:: Stated problem ::
Reproduce each line of the material precisely.

:: Entries supplied ::

● ● ● ● ●

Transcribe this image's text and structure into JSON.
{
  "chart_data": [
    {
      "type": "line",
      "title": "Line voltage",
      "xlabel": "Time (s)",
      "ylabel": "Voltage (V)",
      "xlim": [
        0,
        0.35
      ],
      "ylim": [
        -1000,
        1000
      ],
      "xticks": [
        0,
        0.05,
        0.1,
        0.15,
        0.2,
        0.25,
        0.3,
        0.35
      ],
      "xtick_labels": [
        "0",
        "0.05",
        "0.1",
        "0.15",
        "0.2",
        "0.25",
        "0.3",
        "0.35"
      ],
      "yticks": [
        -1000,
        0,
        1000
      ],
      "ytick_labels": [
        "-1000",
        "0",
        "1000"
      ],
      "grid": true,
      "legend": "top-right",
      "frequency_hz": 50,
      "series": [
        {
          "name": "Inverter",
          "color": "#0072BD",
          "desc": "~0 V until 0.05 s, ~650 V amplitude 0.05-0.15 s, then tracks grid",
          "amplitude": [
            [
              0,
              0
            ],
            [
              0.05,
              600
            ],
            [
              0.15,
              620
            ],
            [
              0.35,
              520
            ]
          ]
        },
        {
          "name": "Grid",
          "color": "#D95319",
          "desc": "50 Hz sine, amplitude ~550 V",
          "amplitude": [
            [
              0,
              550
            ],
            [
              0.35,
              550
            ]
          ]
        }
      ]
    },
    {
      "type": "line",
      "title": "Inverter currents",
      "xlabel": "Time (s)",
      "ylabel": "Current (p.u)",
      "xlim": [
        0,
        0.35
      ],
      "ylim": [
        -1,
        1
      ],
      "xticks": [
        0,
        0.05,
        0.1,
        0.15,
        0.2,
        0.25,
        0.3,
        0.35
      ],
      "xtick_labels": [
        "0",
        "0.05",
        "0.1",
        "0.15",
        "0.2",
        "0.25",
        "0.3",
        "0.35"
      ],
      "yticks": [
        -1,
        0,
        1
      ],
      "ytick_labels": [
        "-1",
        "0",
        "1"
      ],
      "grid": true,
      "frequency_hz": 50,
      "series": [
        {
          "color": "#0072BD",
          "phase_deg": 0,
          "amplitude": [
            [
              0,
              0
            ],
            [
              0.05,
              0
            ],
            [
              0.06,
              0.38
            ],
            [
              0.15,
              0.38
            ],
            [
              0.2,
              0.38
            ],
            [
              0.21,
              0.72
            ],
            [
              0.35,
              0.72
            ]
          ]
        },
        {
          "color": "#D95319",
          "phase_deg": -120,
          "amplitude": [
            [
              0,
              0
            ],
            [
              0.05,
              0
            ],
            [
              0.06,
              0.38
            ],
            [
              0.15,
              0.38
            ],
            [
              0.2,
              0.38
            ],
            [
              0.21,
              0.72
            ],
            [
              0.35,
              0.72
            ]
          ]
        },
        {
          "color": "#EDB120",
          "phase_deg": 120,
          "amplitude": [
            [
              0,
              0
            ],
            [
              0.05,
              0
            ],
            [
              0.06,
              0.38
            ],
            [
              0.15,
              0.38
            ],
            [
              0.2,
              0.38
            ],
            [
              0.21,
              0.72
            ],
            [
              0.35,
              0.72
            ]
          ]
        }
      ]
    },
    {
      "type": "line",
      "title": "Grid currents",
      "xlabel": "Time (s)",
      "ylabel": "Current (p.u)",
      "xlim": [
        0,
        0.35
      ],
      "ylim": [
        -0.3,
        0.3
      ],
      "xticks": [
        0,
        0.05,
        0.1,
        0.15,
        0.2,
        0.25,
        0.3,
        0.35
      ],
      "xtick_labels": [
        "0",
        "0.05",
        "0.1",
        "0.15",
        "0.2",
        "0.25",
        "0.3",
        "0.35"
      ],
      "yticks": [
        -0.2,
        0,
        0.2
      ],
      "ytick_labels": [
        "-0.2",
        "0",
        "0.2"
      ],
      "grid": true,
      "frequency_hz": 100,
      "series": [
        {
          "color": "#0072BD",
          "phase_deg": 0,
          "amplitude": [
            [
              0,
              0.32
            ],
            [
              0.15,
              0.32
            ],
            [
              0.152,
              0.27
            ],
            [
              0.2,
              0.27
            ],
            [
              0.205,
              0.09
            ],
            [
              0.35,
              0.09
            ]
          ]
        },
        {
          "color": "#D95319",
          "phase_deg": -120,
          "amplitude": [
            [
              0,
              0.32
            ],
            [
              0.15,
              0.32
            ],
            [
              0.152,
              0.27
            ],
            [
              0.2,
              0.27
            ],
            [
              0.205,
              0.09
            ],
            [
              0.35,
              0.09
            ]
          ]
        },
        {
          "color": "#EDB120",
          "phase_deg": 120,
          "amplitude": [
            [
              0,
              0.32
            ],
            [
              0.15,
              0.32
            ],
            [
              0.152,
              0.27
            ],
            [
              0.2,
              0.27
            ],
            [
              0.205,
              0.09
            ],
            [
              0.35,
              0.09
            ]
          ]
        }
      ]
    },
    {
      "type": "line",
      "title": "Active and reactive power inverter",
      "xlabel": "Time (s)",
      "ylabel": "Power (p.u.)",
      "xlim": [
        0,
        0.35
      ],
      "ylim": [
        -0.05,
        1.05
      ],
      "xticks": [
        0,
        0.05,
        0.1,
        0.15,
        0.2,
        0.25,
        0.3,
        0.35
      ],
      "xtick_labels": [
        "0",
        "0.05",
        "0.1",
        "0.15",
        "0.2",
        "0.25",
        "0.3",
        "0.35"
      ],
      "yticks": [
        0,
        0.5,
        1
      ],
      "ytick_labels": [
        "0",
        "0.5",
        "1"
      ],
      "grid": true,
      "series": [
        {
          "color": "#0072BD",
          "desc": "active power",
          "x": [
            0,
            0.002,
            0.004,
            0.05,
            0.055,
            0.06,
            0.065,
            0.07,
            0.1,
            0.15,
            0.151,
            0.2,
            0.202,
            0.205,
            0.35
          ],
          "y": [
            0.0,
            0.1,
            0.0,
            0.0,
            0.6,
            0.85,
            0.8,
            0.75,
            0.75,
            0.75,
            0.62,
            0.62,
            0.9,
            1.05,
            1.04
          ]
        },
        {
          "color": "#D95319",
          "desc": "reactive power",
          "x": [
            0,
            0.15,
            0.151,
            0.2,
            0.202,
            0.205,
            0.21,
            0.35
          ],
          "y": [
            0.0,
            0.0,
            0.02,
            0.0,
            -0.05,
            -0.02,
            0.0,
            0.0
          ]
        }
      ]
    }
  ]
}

● ● ● ● ●

:: Finished answer ::
Transcribe this image's text and structure into JSON.
{
  "chart_data": [
    {
      "type": "line",
      "title": "Line voltage",
      "xlabel": "Time (s)",
      "ylabel": "Voltage (V)",
      "xlim": [
        0,
        0.35
      ],
      "ylim": [
        -1000,
        1000
      ],
      "xticks": [
        0,
        0.05,
        0.1,
        0.15,
        0.2,
        0.25,
        0.3,
        0.35
      ],
      "xtick_labels": [
        "0",
        "0.05",
        "0.1",
        "0.15",
        "0.2",
        "0.25",
        "0.3",
        "0.35"
      ],
      "yticks": [
        -1000,
        0,
        1000
      ],
      "ytick_labels": [
        "-1000",
        "0",
        "1000"
      ],
      "grid": true,
      "legend": "top-right",
      "frequency_hz": 50,
      "series": [
        {
          "name": "Inverter",
          "color": "#0072BD",
          "desc": "~0 V until 0.05 s, ~650 V amplitude 0.05-0.15 s, then tracks grid",
          "amplitude": [
            [
              0,
              0
            ],
            [
              0.05,
              600
            ],
            [
              0.15,
              620
            ],
            [
              0.35,
              520
            ]
          ]
        },
        {
          "name": "Grid",
          "color": "#D95319",
          "desc": "50 Hz sine, amplitude ~550 V",
          "amplitude": [
            [
              0,
              550
            ],
            [
              0.35,
              550
            ]
          ]
        }
      ]
    },
    {
      "type": "line",
      "title": "Inverter currents",
      "xlabel": "Time (s)",
      "ylabel": "Current (p.u)",
      "xlim": [
        0,
        0.35
      ],
      "ylim": [
        -1,
        1
      ],
      "xticks": [
        0,
        0.05,
        0.1,
        0.15,
        0.2,
        0.25,
        0.3,
        0.35
      ],
      "xtick_labels": [
        "0",
        "0.05",
        "0.1",
        "0.15",
        "0.2",
        "0.25",
        "0.3",
        "0.35"
      ],
      "yticks": [
        -1,
        0,
        1
      ],
      "ytick_labels": [
        "-1",
        "0",
        "1"
      ],
      "grid": true,
      "frequency_hz": 50,
      "series": [
        {
          "color": "#0072BD",
          "phase_deg": 0,
          "amplitude": [
            [
              0,
              0
            ],
            [
              0.05,
              0
            ],
            [
              0.06,
              0.38
            ],
            [
              0.15,
              0.38
            ],
            [
              0.2,
              0.38
            ],
            [
              0.21,
              0.72
            ],
            [
              0.35,
              0.72
            ]
          ]
        },
        {
          "color": "#D95319",
          "phase_deg": -120,
          "amplitude": [
            [
              0,
              0
            ],
            [
              0.05,
              0
            ],
            [
              0.06,
              0.38
            ],
            [
              0.15,
              0.38
            ],
            [
              0.2,
              0.38
            ],
            [
              0.21,
              0.72
            ],
            [
              0.35,
              0.72
            ]
          ]
        },
        {
          "color": "#EDB120",
          "phase_deg": 120,
          "amplitude": [
            [
              0,
              0
            ],
            [
              0.05,
              0
            ],
            [
              0.06,
              0.38
            ],
            [
              0.15,
              0.38
            ],
            [
              0.2,
              0.38
            ],
            [
              0.21,
              0.72
            ],
            [
              0.35,
              0.72
            ]
          ]
        }
      ]
    },
    {
      "type": "line",
      "title": "Grid currents",
      "xlabel": "Time (s)",
      "ylabel": "Current (p.u)",
      "xlim": [
        0,
        0.35
      ],
      "ylim": [
        -0.3,
        0.3
      ],
      "xticks": [
        0,
        0.05,
        0.1,
        0.15,
        0.2,
        0.25,
        0.3,
        0.35
      ],
      "xtick_labels": [
        "0",
        "0.05",
        "0.1",
        "0.15",
        "0.2",
        "0.25",
        "0.3",
        "0.35"
      ],
      "yticks": [
        -0.2,
        0,
        0.2
      ],
      "ytick_labels": [
        "-0.2",
        "0",
        "0.2"
      ],
      "grid": true,
      "frequency_hz": 100,
      "series": [
        {
          "color": "#0072BD",
          "phase_deg": 0,
          "amplitude": [
            [
              0,
              0.32
            ],
            [
              0.15,
              0.32
            ],
            [
              0.152,
              0.27
            ],
            [
              0.2,
              0.27
            ],
            [
              0.205,
              0.09
            ],
            [
              0.35,
              0.09
            ]
          ]
        },
        {
          "color": "#D95319",
          "phase_deg": -120,
          "amplitude": [
            [
              0,
              0.32
            ],
            [
              0.15,
              0.32
            ],
            [
              0.152,
              0.27
            ],
            [
              0.2,
              0.27
            ],
            [
              0.205,
              0.09
            ],
            [
              0.35,
              0.09
            ]
          ]
        },
        {
          "color": "#EDB120",
          "phase_deg": 120,
          "amplitude": [
            [
              0,
              0.32
            ],
            [
              0.15,
              0.32
            ],
            [
              0.152,
              0.27
            ],
            [
              0.2,
              0.27
            ],
            [
              0.205,
              0.09
            ],
            [
              0.35,
              0.09
            ]
          ]
        }
      ]
    },
    {
      "type": "line",
      "title": "Active and reactive power inverter",
      "xlabel": "Time (s)",
      "ylabel": "Power (p.u.)",
      "xlim": [
        0,
        0.35
      ],
      "ylim": [
        -0.05,
        1.05
      ],
      "xticks": [
        0,
        0.05,
        0.1,
        0.15,
        0.2,
        0.25,
        0.3,
        0.35
      ],
      "xtick_labels": [
        "0",
        "0.05",
        "0.1",
        "0.15",
        "0.2",
        "0.25",
        "0.3",
        "0.35"
      ],
      "yticks": [
        0,
        0.5,
        1
      ],
      "ytick_labels": [
        "0",
        "0.5",
        "1"
      ],
      "grid": true,
      "series": [
        {
          "color": "#0072BD",
          "desc": "active power",
          "x": [
            0,
            0.002,
            0.004,
            0.05,
            0.055,
            0.06,
            0.065,
            0.07,
            0.1,
            0.15,
            0.151,
            0.2,
            0.202,
            0.205,
            0.35
          ],
          "y": [
            0.0,
            0.1,
            0.0,
            0.0,
            0.6,
            0.85,
            0.8,
            0.75,
            0.75,
            0.75,
            0.62,
            0.62,
            0.9,
            1.05,
            1.04
          ]
        },
        {
          "color": "#D95319",
          "desc": "reactive power",
          "x": [
            0,
            0.15,
            0.151,
            0.2,
            0.202,
            0.205,
            0.21,
            0.35
          ],
          "y": [
            0.0,
            0.0,
            0.02,
            0.0,
            -0.05,
            -0.02,
            0.0,
            0.0
          ]
        }
      ]
    }
  ]
}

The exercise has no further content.